[Saved entries]

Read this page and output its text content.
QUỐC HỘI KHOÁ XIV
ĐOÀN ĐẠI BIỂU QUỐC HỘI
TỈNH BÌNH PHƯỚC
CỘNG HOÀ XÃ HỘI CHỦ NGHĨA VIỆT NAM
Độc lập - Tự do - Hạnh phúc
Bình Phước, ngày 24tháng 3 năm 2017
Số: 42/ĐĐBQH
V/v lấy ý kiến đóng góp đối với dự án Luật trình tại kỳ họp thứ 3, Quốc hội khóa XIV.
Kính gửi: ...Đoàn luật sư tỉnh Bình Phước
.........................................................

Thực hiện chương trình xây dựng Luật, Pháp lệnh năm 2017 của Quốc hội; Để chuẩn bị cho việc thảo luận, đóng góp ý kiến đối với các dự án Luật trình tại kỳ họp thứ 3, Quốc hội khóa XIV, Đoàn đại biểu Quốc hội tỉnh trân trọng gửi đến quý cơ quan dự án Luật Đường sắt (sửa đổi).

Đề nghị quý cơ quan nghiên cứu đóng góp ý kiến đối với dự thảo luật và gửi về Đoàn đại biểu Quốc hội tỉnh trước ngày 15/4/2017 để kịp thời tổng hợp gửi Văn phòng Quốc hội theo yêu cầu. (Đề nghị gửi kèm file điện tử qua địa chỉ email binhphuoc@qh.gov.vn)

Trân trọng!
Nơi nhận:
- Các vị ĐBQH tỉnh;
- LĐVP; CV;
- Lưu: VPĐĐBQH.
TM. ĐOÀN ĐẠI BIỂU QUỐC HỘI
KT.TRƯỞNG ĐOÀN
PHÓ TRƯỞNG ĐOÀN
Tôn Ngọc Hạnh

- Work instructions: Output all of the data again. Match it exactly.

- Full answer:
Read this page and output its text content.
QUỐC HỘI KHOÁ XIV
ĐOÀN ĐẠI BIỂU QUỐC HỘI
TỈNH BÌNH PHƯỚC
CỘNG HOÀ XÃ HỘI CHỦ NGHĨA VIỆT NAM
Độc lập - Tự do - Hạnh phúc
Bình Phước, ngày 24tháng 3 năm 2017
Số: 42/ĐĐBQH
V/v lấy ý kiến đóng góp đối với dự án Luật trình tại kỳ họp thứ 3, Quốc hội khóa XIV.
Kính gửi: ...Đoàn luật sư tỉnh Bình Phước
.........................................................

Thực hiện chương trình xây dựng Luật, Pháp lệnh năm 2017 của Quốc hội; Để chuẩn bị cho việc thảo luận, đóng góp ý kiến đối với các dự án Luật trình tại kỳ họp thứ 3, Quốc hội khóa XIV, Đoàn đại biểu Quốc hội tỉnh trân trọng gửi đến quý cơ quan dự án Luật Đường sắt (sửa đổi).

Đề nghị quý cơ quan nghiên cứu đóng góp ý kiến đối với dự thảo luật và gửi về Đoàn đại biểu Quốc hội tỉnh trước ngày 15/4/2017 để kịp thời tổng hợp gửi Văn phòng Quốc hội theo yêu cầu. (Đề nghị gửi kèm file điện tử qua địa chỉ email binhphuoc@qh.gov.vn)

Trân trọng!
Nơi nhận:
- Các vị ĐBQH tỉnh;
- LĐVP; CV;
- Lưu: VPĐĐBQH.
TM. ĐOÀN ĐẠI BIỂU QUỐC HỘI
KT.TRƯỞNG ĐOÀN
PHÓ TRƯỞNG ĐOÀN
Tôn Ngọc Hạnh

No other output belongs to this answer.